-- Start of Provided records --

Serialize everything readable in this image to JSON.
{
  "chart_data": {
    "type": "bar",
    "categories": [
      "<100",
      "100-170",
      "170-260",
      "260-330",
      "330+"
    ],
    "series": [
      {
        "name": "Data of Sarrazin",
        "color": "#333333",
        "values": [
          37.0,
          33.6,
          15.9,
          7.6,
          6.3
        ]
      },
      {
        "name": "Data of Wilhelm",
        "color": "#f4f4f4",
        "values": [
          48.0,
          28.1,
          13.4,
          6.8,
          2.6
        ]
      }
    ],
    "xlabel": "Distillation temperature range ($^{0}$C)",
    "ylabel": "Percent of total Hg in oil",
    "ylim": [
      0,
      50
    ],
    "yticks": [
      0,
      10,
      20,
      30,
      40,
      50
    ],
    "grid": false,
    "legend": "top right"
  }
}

-- End of Provided records --

= Exercise aim =
Retype every record above exactly as written.

= Written answer =
Serialize everything readable in this image to JSON.
{
  "chart_data": {
    "type": "bar",
    "categories": [
      "<100",
      "100-170",
      "170-260",
      "260-330",
      "330+"
    ],
    "series": [
      {
        "name": "Data of Sarrazin",
        "color": "#333333",
        "values": [
          37.0,
          33.6,
          15.9,
          7.6,
          6.3
        ]
      },
      {
        "name": "Data of Wilhelm",
        "color": "#f4f4f4",
        "values": [
          48.0,
          28.1,
          13.4,
          6.8,
          2.6
        ]
      }
    ],
    "xlabel": "Distillation temperature range ($^{0}$C)",
    "ylabel": "Percent of total Hg in oil",
    "ylim": [
      0,
      50
    ],
    "yticks": [
      0,
      10,
      20,
      30,
      40,
      50
    ],
    "grid": false,
    "legend": "top right"
  }
}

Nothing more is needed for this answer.